- _WHAT TO DO_: Every line that contains the word "screenshot" should be copied out.

########

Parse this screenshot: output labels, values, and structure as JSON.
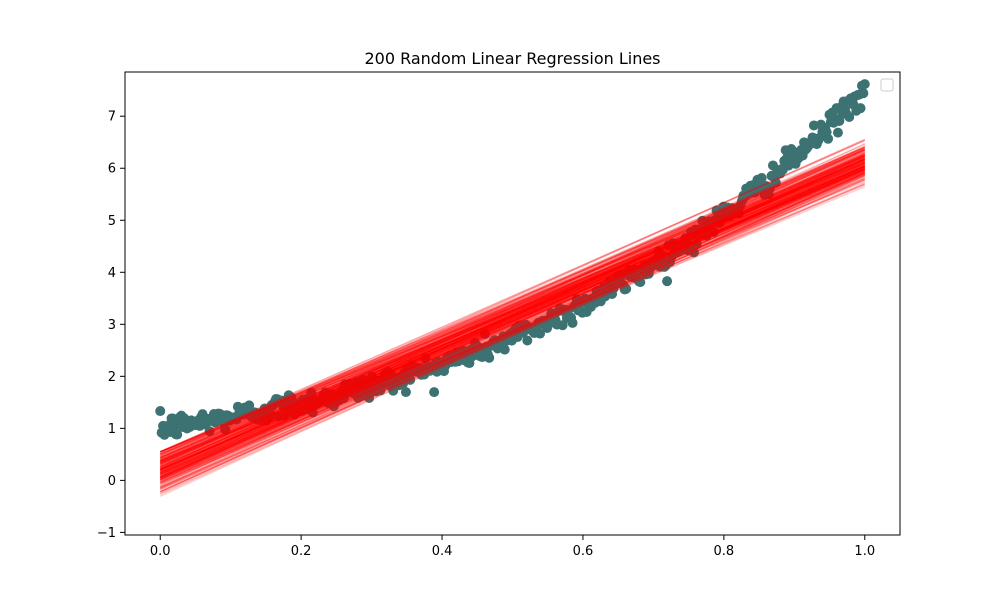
{
  "chart_data": {
    "type": "scatter",
    "title": "200 Random Linear Regression Lines",
    "xlabel": "",
    "ylabel": "",
    "xlim": [
      -0.05,
      1.05
    ],
    "ylim": [
      -1.05,
      7.85
    ],
    "x_ticks": [
      0.0,
      0.2,
      0.4,
      0.6,
      0.8,
      1.0
    ],
    "x_tick_labels": [
      "0.0",
      "0.2",
      "0.4",
      "0.6",
      "0.8",
      "1.0"
    ],
    "y_ticks": [
      -1,
      0,
      1,
      2,
      3,
      4,
      5,
      6,
      7
    ],
    "y_tick_labels": [
      "−1",
      "0",
      "1",
      "2",
      "3",
      "4",
      "5",
      "6",
      "7"
    ],
    "grid": false,
    "legend": {
      "placement": "top-right",
      "entries": []
    },
    "series": [
      {
        "kind": "scatter",
        "color": "#3d7272",
        "n_points": 500,
        "x_range": [
          0,
          1
        ],
        "trend": "y ≈ 1 + 2x + 1.5x^2 + 3x^3 (approx.)",
        "noise_sd": 0.12,
        "sample_points": [
          [
            0.0,
            1.1
          ],
          [
            0.1,
            1.3
          ],
          [
            0.2,
            1.6
          ],
          [
            0.3,
            1.85
          ],
          [
            0.4,
            2.2
          ],
          [
            0.5,
            2.65
          ],
          [
            0.6,
            3.2
          ],
          [
            0.7,
            3.9
          ],
          [
            0.8,
            4.85
          ],
          [
            0.9,
            6.0
          ],
          [
            1.0,
            7.4
          ]
        ]
      },
      {
        "kind": "lines",
        "color": "#ff0000",
        "count": 200,
        "opacity": 0.2,
        "intercept_mean": 0.2,
        "intercept_range": [
          -0.65,
          0.55
        ],
        "slope_mean": 5.9,
        "slope_range": [
          5.3,
          7.2
        ]
      }
    ]
  }
}
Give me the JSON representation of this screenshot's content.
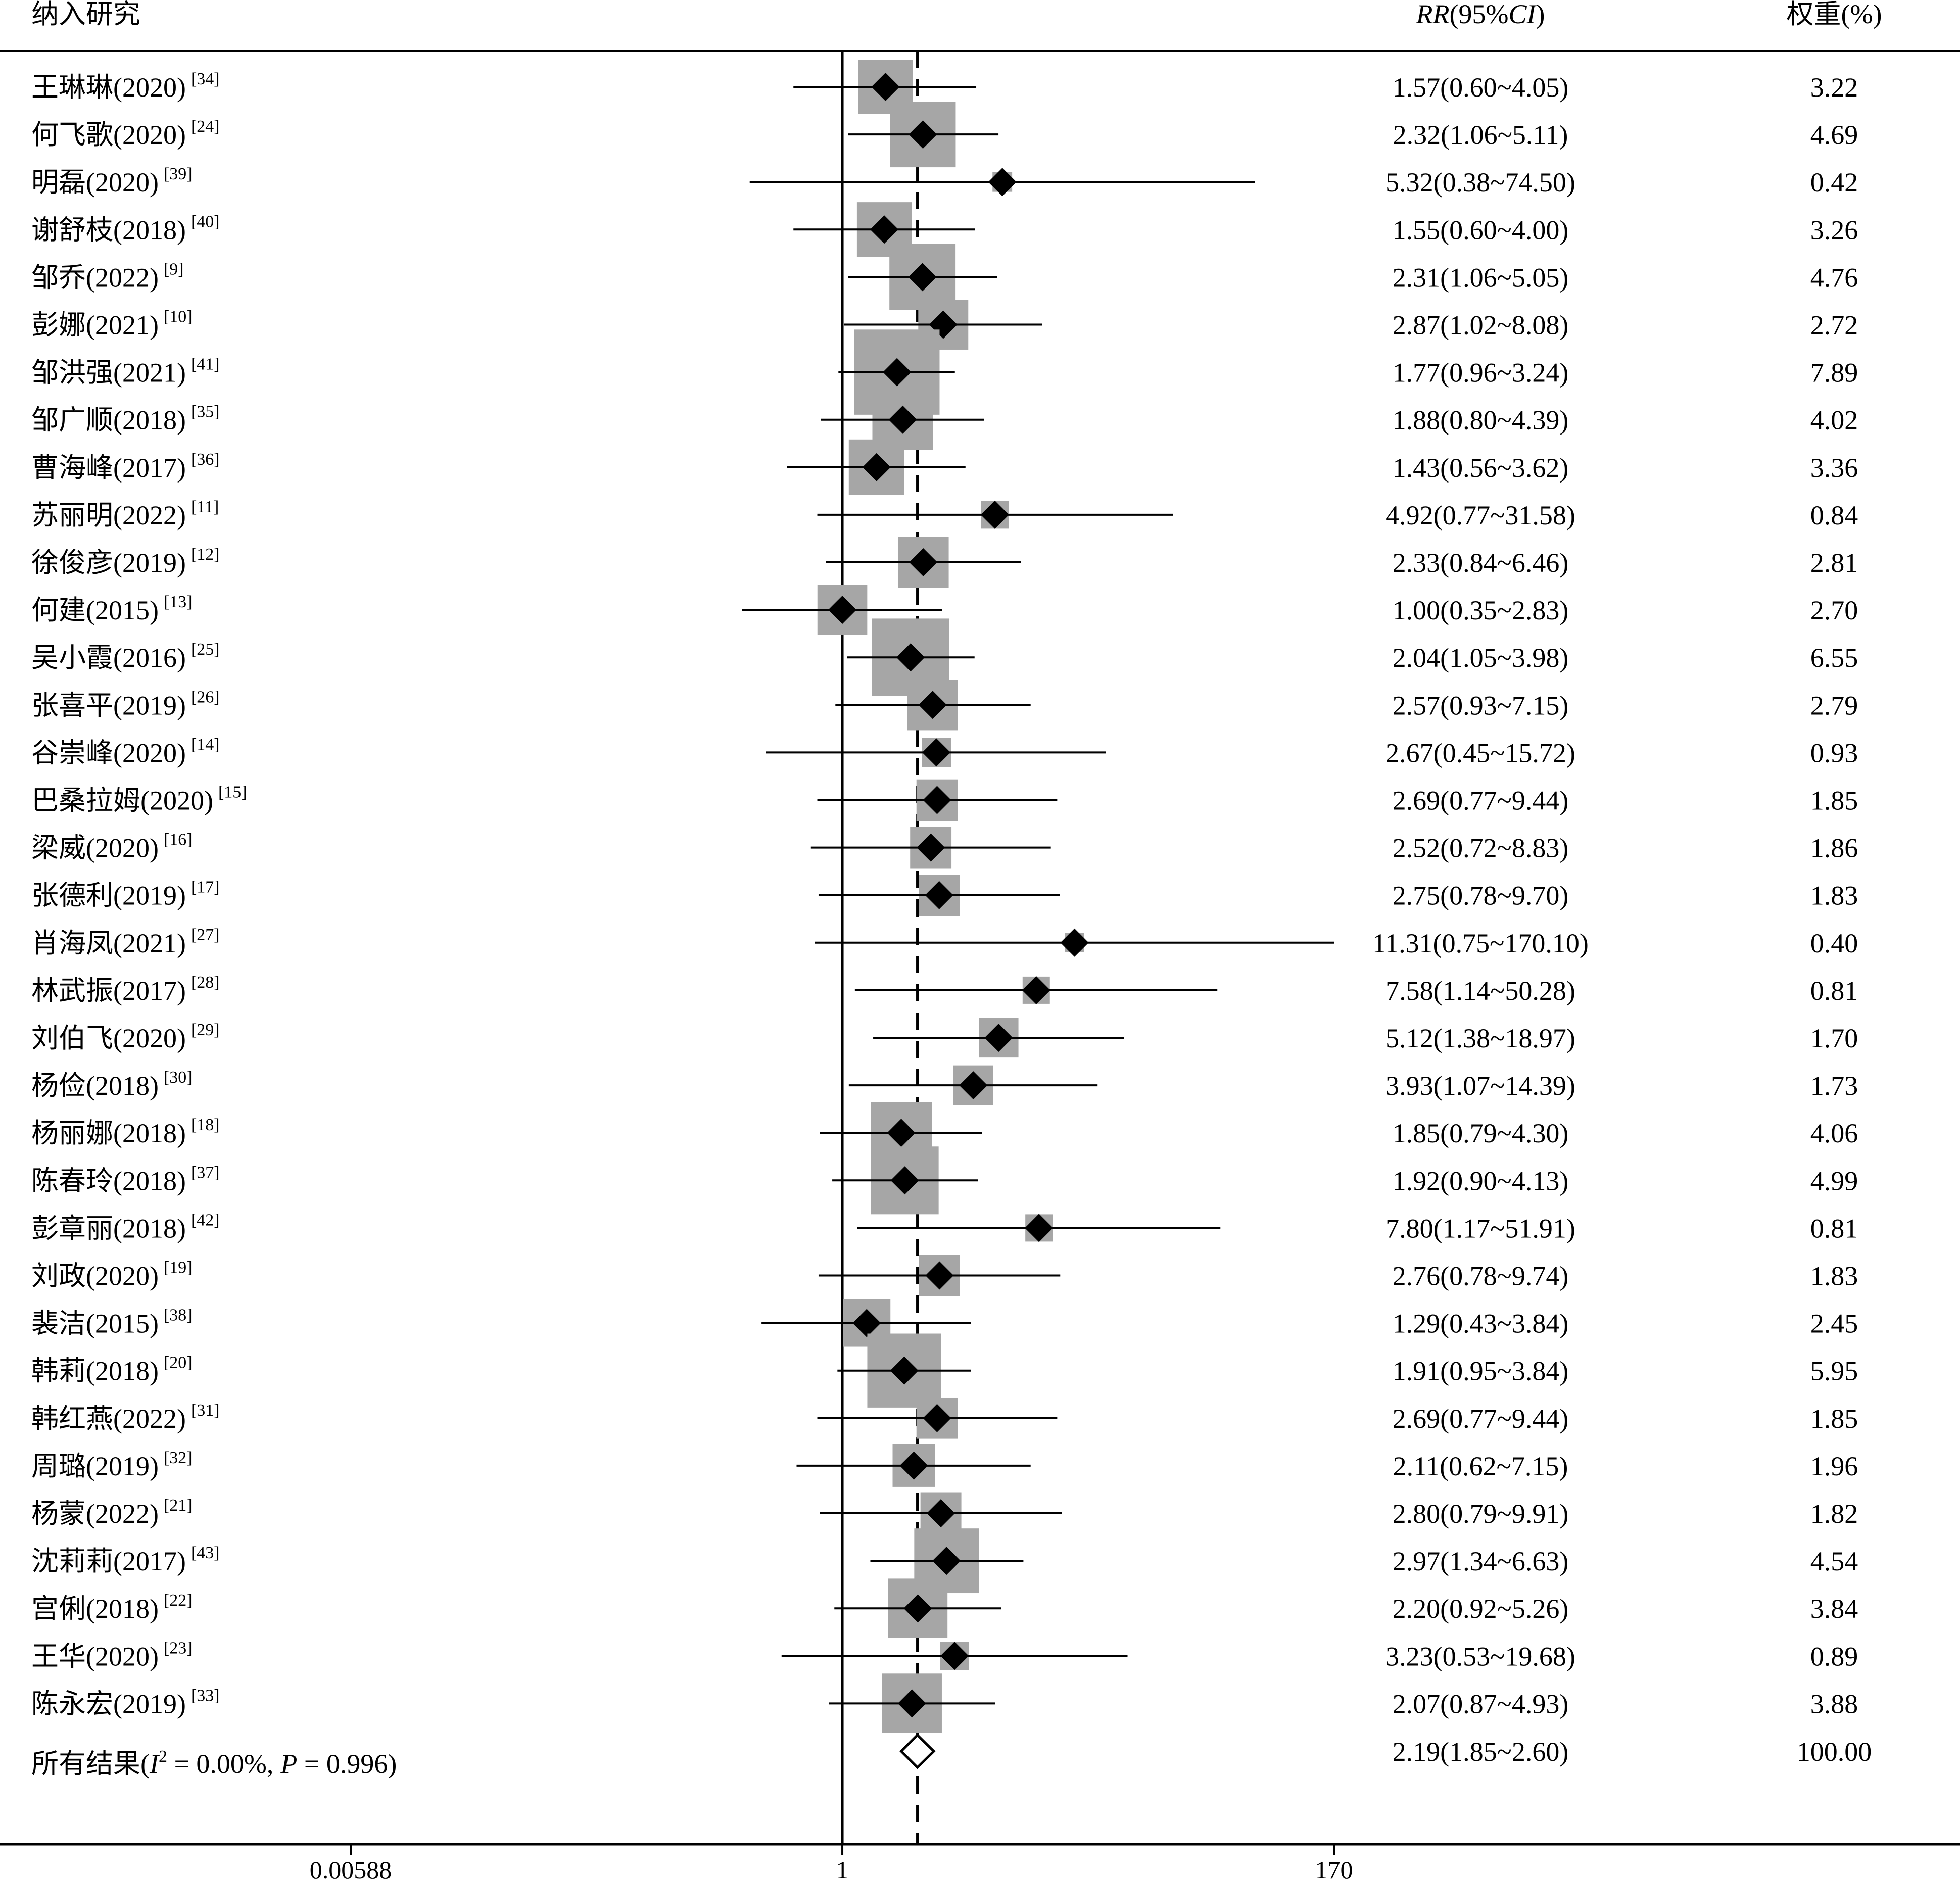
{
  "chart_data": {
    "type": "forest",
    "headers": {
      "study": "纳入研究",
      "effect_italic": "RR",
      "effect_open": "(95%",
      "effect_ci_italic": "CI",
      "effect_close": ")",
      "weight": "权重(%)"
    },
    "x_scale": "log",
    "xlim": [
      0.00588,
      170
    ],
    "x_ticks": [
      "0.00588",
      "1",
      "170"
    ],
    "null_line": 1,
    "pooled_line": 2.19,
    "studies": [
      {
        "name": "王琳琳(2020)",
        "ref": "[34]",
        "rr": 1.57,
        "lo": 0.6,
        "hi": 4.05,
        "ci_text": "1.57(0.60~4.05)",
        "weight": "3.22"
      },
      {
        "name": "何飞歌(2020)",
        "ref": "[24]",
        "rr": 2.32,
        "lo": 1.06,
        "hi": 5.11,
        "ci_text": "2.32(1.06~5.11)",
        "weight": "4.69"
      },
      {
        "name": "明磊(2020)",
        "ref": "[39]",
        "rr": 5.32,
        "lo": 0.38,
        "hi": 74.5,
        "ci_text": "5.32(0.38~74.50)",
        "weight": "0.42"
      },
      {
        "name": "谢舒枝(2018)",
        "ref": "[40]",
        "rr": 1.55,
        "lo": 0.6,
        "hi": 4.0,
        "ci_text": "1.55(0.60~4.00)",
        "weight": "3.26"
      },
      {
        "name": "邹乔(2022)",
        "ref": "[9]",
        "rr": 2.31,
        "lo": 1.06,
        "hi": 5.05,
        "ci_text": "2.31(1.06~5.05)",
        "weight": "4.76"
      },
      {
        "name": "彭娜(2021)",
        "ref": "[10]",
        "rr": 2.87,
        "lo": 1.02,
        "hi": 8.08,
        "ci_text": "2.87(1.02~8.08)",
        "weight": "2.72"
      },
      {
        "name": "邹洪强(2021)",
        "ref": "[41]",
        "rr": 1.77,
        "lo": 0.96,
        "hi": 3.24,
        "ci_text": "1.77(0.96~3.24)",
        "weight": "7.89"
      },
      {
        "name": "邹广顺(2018)",
        "ref": "[35]",
        "rr": 1.88,
        "lo": 0.8,
        "hi": 4.39,
        "ci_text": "1.88(0.80~4.39)",
        "weight": "4.02"
      },
      {
        "name": "曹海峰(2017)",
        "ref": "[36]",
        "rr": 1.43,
        "lo": 0.56,
        "hi": 3.62,
        "ci_text": "1.43(0.56~3.62)",
        "weight": "3.36"
      },
      {
        "name": "苏丽明(2022)",
        "ref": "[11]",
        "rr": 4.92,
        "lo": 0.77,
        "hi": 31.58,
        "ci_text": "4.92(0.77~31.58)",
        "weight": "0.84"
      },
      {
        "name": "徐俊彦(2019)",
        "ref": "[12]",
        "rr": 2.33,
        "lo": 0.84,
        "hi": 6.46,
        "ci_text": "2.33(0.84~6.46)",
        "weight": "2.81"
      },
      {
        "name": "何建(2015)",
        "ref": "[13]",
        "rr": 1.0,
        "lo": 0.35,
        "hi": 2.83,
        "ci_text": "1.00(0.35~2.83)",
        "weight": "2.70"
      },
      {
        "name": "吴小霞(2016)",
        "ref": "[25]",
        "rr": 2.04,
        "lo": 1.05,
        "hi": 3.98,
        "ci_text": "2.04(1.05~3.98)",
        "weight": "6.55"
      },
      {
        "name": "张喜平(2019)",
        "ref": "[26]",
        "rr": 2.57,
        "lo": 0.93,
        "hi": 7.15,
        "ci_text": "2.57(0.93~7.15)",
        "weight": "2.79"
      },
      {
        "name": "谷崇峰(2020)",
        "ref": "[14]",
        "rr": 2.67,
        "lo": 0.45,
        "hi": 15.72,
        "ci_text": "2.67(0.45~15.72)",
        "weight": "0.93"
      },
      {
        "name": "巴桑拉姆(2020)",
        "ref": "[15]",
        "rr": 2.69,
        "lo": 0.77,
        "hi": 9.44,
        "ci_text": "2.69(0.77~9.44)",
        "weight": "1.85"
      },
      {
        "name": "梁威(2020)",
        "ref": "[16]",
        "rr": 2.52,
        "lo": 0.72,
        "hi": 8.83,
        "ci_text": "2.52(0.72~8.83)",
        "weight": "1.86"
      },
      {
        "name": "张德利(2019)",
        "ref": "[17]",
        "rr": 2.75,
        "lo": 0.78,
        "hi": 9.7,
        "ci_text": "2.75(0.78~9.70)",
        "weight": "1.83"
      },
      {
        "name": "肖海凤(2021)",
        "ref": "[27]",
        "rr": 11.31,
        "lo": 0.75,
        "hi": 170.1,
        "ci_text": "11.31(0.75~170.10)",
        "weight": "0.40"
      },
      {
        "name": "林武振(2017)",
        "ref": "[28]",
        "rr": 7.58,
        "lo": 1.14,
        "hi": 50.28,
        "ci_text": "7.58(1.14~50.28)",
        "weight": "0.81"
      },
      {
        "name": "刘伯飞(2020)",
        "ref": "[29]",
        "rr": 5.12,
        "lo": 1.38,
        "hi": 18.97,
        "ci_text": "5.12(1.38~18.97)",
        "weight": "1.70"
      },
      {
        "name": "杨俭(2018)",
        "ref": "[30]",
        "rr": 3.93,
        "lo": 1.07,
        "hi": 14.39,
        "ci_text": "3.93(1.07~14.39)",
        "weight": "1.73"
      },
      {
        "name": "杨丽娜(2018)",
        "ref": "[18]",
        "rr": 1.85,
        "lo": 0.79,
        "hi": 4.3,
        "ci_text": "1.85(0.79~4.30)",
        "weight": "4.06"
      },
      {
        "name": "陈春玲(2018)",
        "ref": "[37]",
        "rr": 1.92,
        "lo": 0.9,
        "hi": 4.13,
        "ci_text": "1.92(0.90~4.13)",
        "weight": "4.99"
      },
      {
        "name": "彭章丽(2018)",
        "ref": "[42]",
        "rr": 7.8,
        "lo": 1.17,
        "hi": 51.91,
        "ci_text": "7.80(1.17~51.91)",
        "weight": "0.81"
      },
      {
        "name": "刘政(2020)",
        "ref": "[19]",
        "rr": 2.76,
        "lo": 0.78,
        "hi": 9.74,
        "ci_text": "2.76(0.78~9.74)",
        "weight": "1.83"
      },
      {
        "name": "裴洁(2015)",
        "ref": "[38]",
        "rr": 1.29,
        "lo": 0.43,
        "hi": 3.84,
        "ci_text": "1.29(0.43~3.84)",
        "weight": "2.45"
      },
      {
        "name": "韩莉(2018)",
        "ref": "[20]",
        "rr": 1.91,
        "lo": 0.95,
        "hi": 3.84,
        "ci_text": "1.91(0.95~3.84)",
        "weight": "5.95"
      },
      {
        "name": "韩红燕(2022)",
        "ref": "[31]",
        "rr": 2.69,
        "lo": 0.77,
        "hi": 9.44,
        "ci_text": "2.69(0.77~9.44)",
        "weight": "1.85"
      },
      {
        "name": "周璐(2019)",
        "ref": "[32]",
        "rr": 2.11,
        "lo": 0.62,
        "hi": 7.15,
        "ci_text": "2.11(0.62~7.15)",
        "weight": "1.96"
      },
      {
        "name": "杨蒙(2022)",
        "ref": "[21]",
        "rr": 2.8,
        "lo": 0.79,
        "hi": 9.91,
        "ci_text": "2.80(0.79~9.91)",
        "weight": "1.82"
      },
      {
        "name": "沈莉莉(2017)",
        "ref": "[43]",
        "rr": 2.97,
        "lo": 1.34,
        "hi": 6.63,
        "ci_text": "2.97(1.34~6.63)",
        "weight": "4.54"
      },
      {
        "name": "宫俐(2018)",
        "ref": "[22]",
        "rr": 2.2,
        "lo": 0.92,
        "hi": 5.26,
        "ci_text": "2.20(0.92~5.26)",
        "weight": "3.84"
      },
      {
        "name": "王华(2020)",
        "ref": "[23]",
        "rr": 3.23,
        "lo": 0.53,
        "hi": 19.68,
        "ci_text": "3.23(0.53~19.68)",
        "weight": "0.89"
      },
      {
        "name": "陈永宏(2019)",
        "ref": "[33]",
        "rr": 2.07,
        "lo": 0.87,
        "hi": 4.93,
        "ci_text": "2.07(0.87~4.93)",
        "weight": "3.88"
      }
    ],
    "overall": {
      "label_prefix": "所有结果(",
      "i2_symbol": "I",
      "i2_exp": "2",
      "i2_text": " = 0.00%,",
      "p_symbol": "P",
      "p_text": " = 0.996)",
      "rr": 2.19,
      "lo": 1.85,
      "hi": 2.6,
      "ci_text": "2.19(1.85~2.60)",
      "weight": "100.00"
    },
    "colors": {
      "box": "#a6a6a6",
      "marker": "#000000",
      "line": "#000000"
    }
  }
}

########

- _THE RESULT_:
Parse this screenshot: output labels, values, and structure as JSON.
Give me the JSON representation of this screenshot's content.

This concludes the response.